BRIEF: Which rows contain the word "arrow", counting only matches in the same case? Copy each such row.

[Region boundary data]

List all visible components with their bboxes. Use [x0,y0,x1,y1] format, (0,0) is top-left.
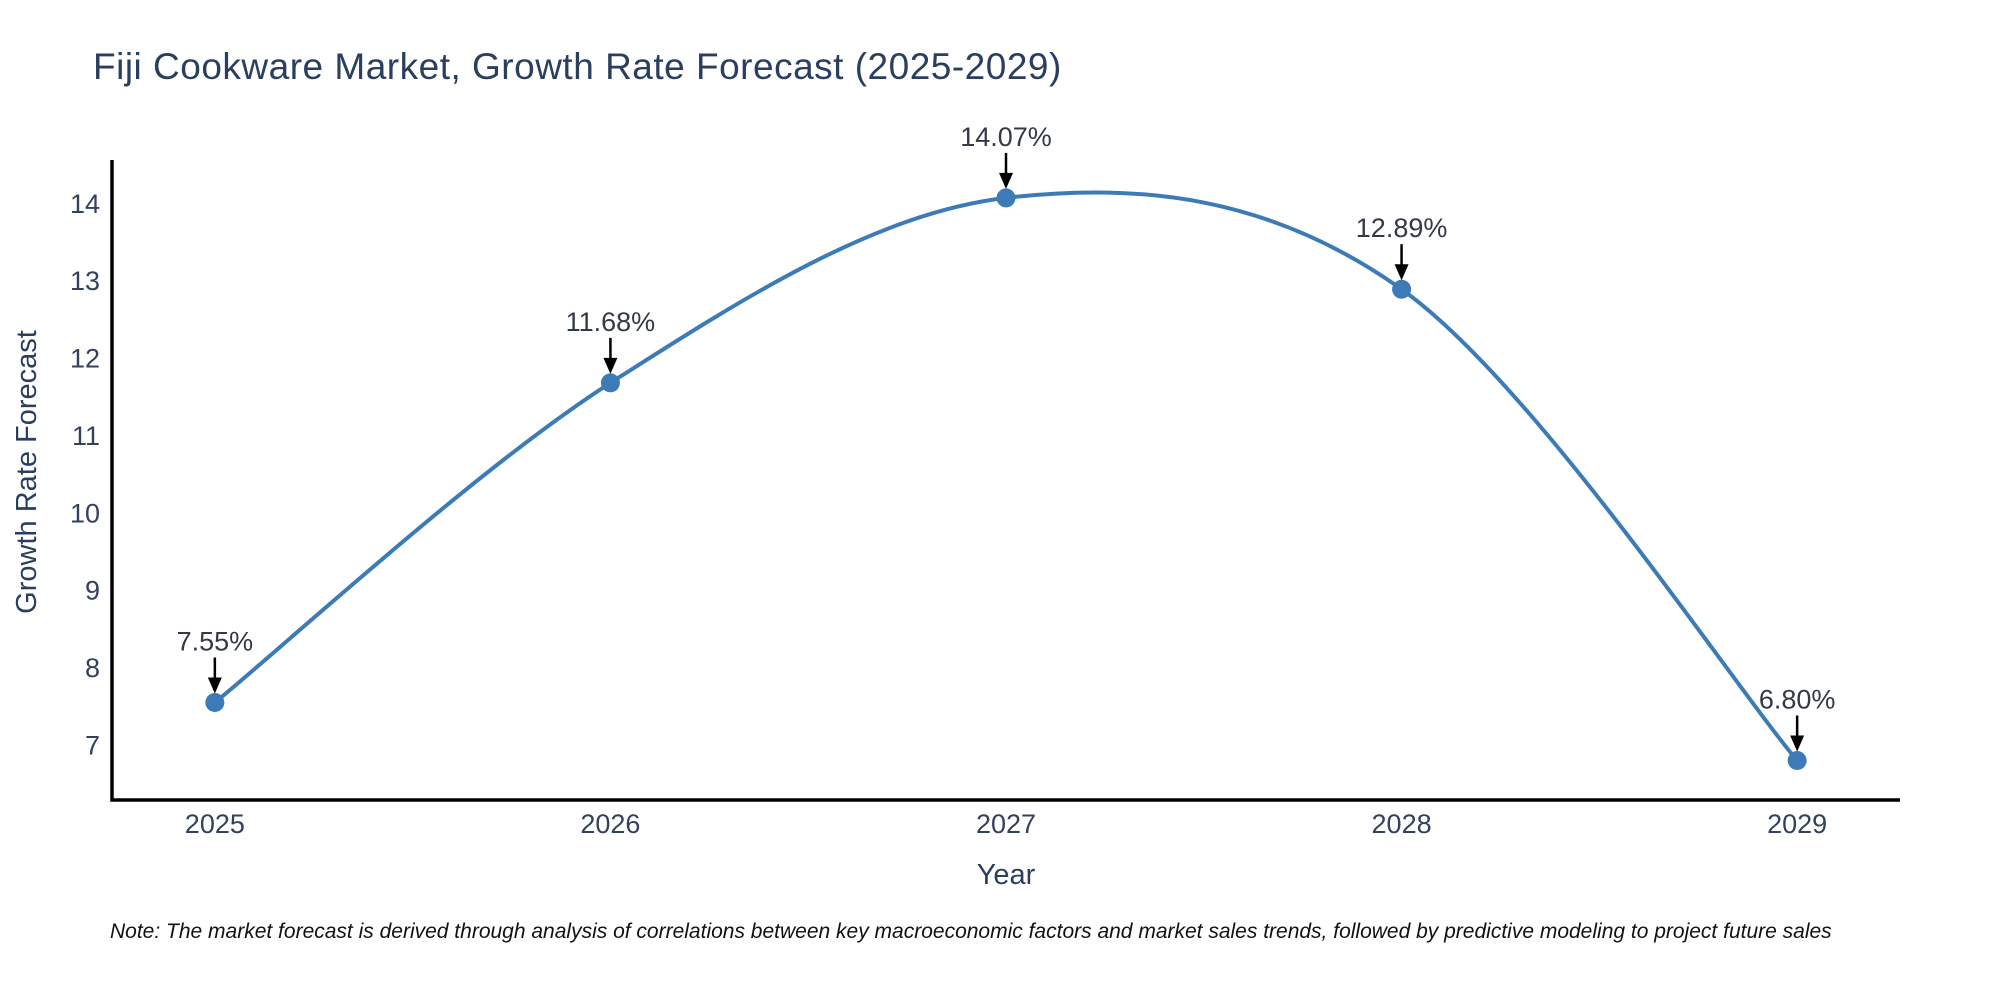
data-point-2025[interactable] [205,692,225,712]
annotation-layer: 7.55% 11.68% 14.07% 12.89% 6.80% [177,122,1836,752]
footnote: Note: The market forecast is derived thr… [110,920,1832,943]
annotation-arrow-head [603,357,618,374]
chart-title: Fiji Cookware Market, Growth Rate Foreca… [93,46,1062,87]
y-tick-label: 11 [72,421,100,451]
x-axis-title: Year [977,859,1036,891]
x-tick-label: 2029 [1767,809,1827,839]
point-annotation-2026: 11.68% [566,307,656,374]
y-axis-title: Growth Rate Forecast [11,330,43,614]
growth-rate-line [212,190,1800,763]
data-point-2029[interactable] [1787,751,1807,771]
y-tick-label: 13 [70,266,100,296]
series-growth-rate [205,188,1807,771]
y-tick-label: 10 [70,498,100,528]
point-value-label: 12.89% [1356,213,1448,243]
axes-layer [110,160,1900,802]
data-point-2026[interactable] [600,373,620,393]
axis-spines [110,160,1900,802]
annotation-arrow-head [1790,735,1805,752]
point-value-label: 11.68% [566,307,656,337]
y-tick-label: 8 [85,653,100,683]
tick-layer: 7 8 9 10 11 12 13 14 2025 2026 2027 2028 2029 [70,189,1827,839]
data-point-2028[interactable] [1392,279,1412,299]
annotation-arrow-head [1394,264,1409,281]
point-value-label: 6.80% [1759,685,1836,715]
point-annotation-2025: 7.55% [177,626,254,694]
y-tick-label: 7 [85,731,100,761]
annotation-arrow-head [207,677,222,694]
point-value-label: 14.07% [960,122,1052,152]
data-point-2027[interactable] [996,188,1016,208]
point-annotation-2029: 6.80% [1759,685,1836,752]
point-annotation-2028: 12.89% [1356,213,1448,281]
x-tick-label: 2025 [185,809,245,839]
x-tick-label: 2026 [580,809,640,839]
point-value-label: 7.55% [177,626,254,656]
point-annotation-2027: 14.07% [960,122,1052,189]
y-tick-label: 12 [70,344,100,374]
annotation-arrow-head [999,172,1013,189]
x-tick-label: 2028 [1372,809,1432,839]
x-tick-label: 2027 [976,809,1036,839]
y-tick-label: 14 [70,189,100,219]
y-tick-label: 9 [85,576,100,606]
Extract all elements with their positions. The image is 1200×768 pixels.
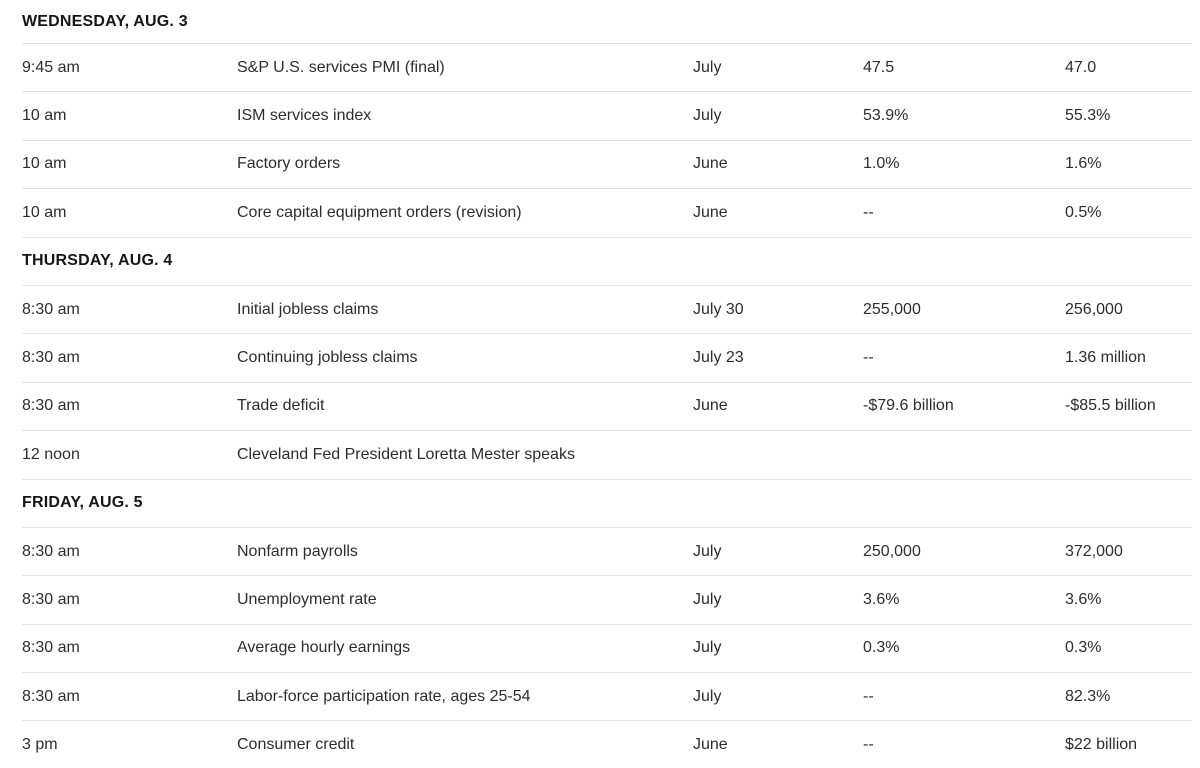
report-cell: Initial jobless claims	[237, 300, 379, 318]
table-row: 8:30 am Unemployment rate July 3.6% 3.6%	[22, 576, 1192, 625]
period-cell: July 23	[693, 349, 744, 367]
table-row: 8:30 am Trade deficit June -$79.6 billion -$…	[22, 383, 1192, 432]
table-row: 8:30 am Continuing jobless claims July 23 -…	[22, 334, 1192, 383]
day-header: WEDNESDAY, AUG. 3	[22, 0, 1192, 44]
forecast-cell: --	[863, 687, 874, 705]
period-cell: July	[693, 58, 722, 76]
forecast-cell: --	[863, 736, 874, 754]
table-row: 8:30 am Nonfarm payrolls July 250,000 372,00…	[22, 528, 1192, 577]
time-cell: 12 noon	[22, 445, 80, 463]
report-cell: Trade deficit	[237, 397, 325, 415]
forecast-cell: 53.9%	[863, 107, 909, 125]
time-cell: 10 am	[22, 203, 67, 221]
report-cell: S&P U.S. services PMI (final)	[237, 58, 445, 76]
report-cell: Continuing jobless claims	[237, 349, 418, 367]
time-cell: 8:30 am	[22, 687, 80, 705]
forecast-cell: 250,000	[863, 542, 921, 560]
table-row: 8:30 am Initial jobless claims July 30 255,…	[22, 286, 1192, 335]
time-cell: 9:45 am	[22, 58, 80, 76]
forecast-cell: 47.5	[863, 58, 895, 76]
previous-cell: 55.3%	[1065, 107, 1111, 125]
forecast-cell: 3.6%	[863, 590, 900, 608]
time-cell: 3 pm	[22, 736, 58, 754]
table-row: 8:30 am Average hourly earnings July 0.3% 0.…	[22, 625, 1192, 674]
table-row: 10 am Core capital equipment orders (revi…	[22, 189, 1192, 238]
day-header: FRIDAY, AUG. 5	[22, 480, 1192, 528]
previous-cell: 3.6%	[1065, 590, 1102, 608]
forecast-cell: 1.0%	[863, 155, 900, 173]
time-cell: 8:30 am	[22, 397, 80, 415]
time-cell: 8:30 am	[22, 349, 80, 367]
time-cell: 8:30 am	[22, 590, 80, 608]
period-cell: July	[693, 639, 722, 657]
day-section: WEDNESDAY, AUG. 3 9:45 am S&P U.S. service…	[22, 0, 1192, 238]
previous-cell: 0.3%	[1065, 639, 1102, 657]
forecast-cell: --	[863, 203, 874, 221]
table-row: 10 am Factory orders June 1.0% 1.6%	[22, 141, 1192, 190]
day-header-label: FRIDAY, AUG. 5	[22, 494, 143, 512]
day-section: THURSDAY, AUG. 4 8:30 am Initial jobless c…	[22, 238, 1192, 480]
report-cell: Cleveland Fed President Loretta Mester s…	[237, 445, 575, 463]
period-cell: July	[693, 590, 722, 608]
report-cell: Core capital equipment orders (revision)	[237, 203, 522, 221]
period-cell: June	[693, 203, 728, 221]
table-row: 12 noon Cleveland Fed President Loretta M…	[22, 431, 1192, 480]
forecast-cell: 255,000	[863, 300, 921, 318]
previous-cell: 1.6%	[1065, 155, 1102, 173]
period-cell: June	[693, 155, 728, 173]
previous-cell: 1.36 million	[1065, 349, 1146, 367]
time-cell: 8:30 am	[22, 300, 80, 318]
previous-cell: 372,000	[1065, 542, 1123, 560]
period-cell: July	[693, 107, 722, 125]
period-cell: June	[693, 736, 728, 754]
previous-cell: 47.0	[1065, 58, 1097, 76]
previous-cell: 82.3%	[1065, 687, 1111, 705]
time-cell: 8:30 am	[22, 542, 80, 560]
day-header: THURSDAY, AUG. 4	[22, 238, 1192, 286]
forecast-cell: -$79.6 billion	[863, 397, 954, 415]
day-section: FRIDAY, AUG. 5 8:30 am Nonfarm payrolls Jul…	[22, 480, 1192, 768]
time-cell: 10 am	[22, 155, 67, 173]
report-cell: Nonfarm payrolls	[237, 542, 358, 560]
previous-cell: 0.5%	[1065, 203, 1102, 221]
time-cell: 8:30 am	[22, 639, 80, 657]
table-row: 8:30 am Labor-force participation rate, a…	[22, 673, 1192, 722]
table-row: 10 am ISM services index July 53.9% 55.3%	[22, 92, 1192, 141]
forecast-cell: --	[863, 349, 874, 367]
previous-cell: 256,000	[1065, 300, 1123, 318]
report-cell: Consumer credit	[237, 736, 355, 754]
table-row: 3 pm Consumer credit June -- $22 billion	[22, 721, 1192, 768]
previous-cell: $22 billion	[1065, 736, 1138, 754]
period-cell: July	[693, 542, 722, 560]
report-cell: ISM services index	[237, 107, 372, 125]
day-header-label: THURSDAY, AUG. 4	[22, 252, 173, 270]
report-cell: Factory orders	[237, 155, 341, 173]
period-cell: July 30	[693, 300, 744, 318]
economic-calendar: WEDNESDAY, AUG. 3 9:45 am S&P U.S. service…	[22, 0, 1192, 768]
forecast-cell: 0.3%	[863, 639, 900, 657]
report-cell: Labor-force participation rate, ages 25-…	[237, 687, 531, 705]
period-cell: June	[693, 397, 728, 415]
previous-cell: -$85.5 billion	[1065, 397, 1156, 415]
report-cell: Average hourly earnings	[237, 639, 411, 657]
period-cell: July	[693, 687, 722, 705]
table-row: 9:45 am S&P U.S. services PMI (final) July…	[22, 44, 1192, 93]
report-cell: Unemployment rate	[237, 590, 377, 608]
day-header-label: WEDNESDAY, AUG. 3	[22, 12, 188, 30]
time-cell: 10 am	[22, 107, 67, 125]
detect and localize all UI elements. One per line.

CORRECT RESPONSE:
annotation-arrow-head [603,357,618,374]
annotation-arrow-head [1790,735,1805,752]
annotation-arrow-head [1394,264,1409,281]
annotation-arrow-head [207,677,222,694]
annotation-arrow-head [999,172,1013,189]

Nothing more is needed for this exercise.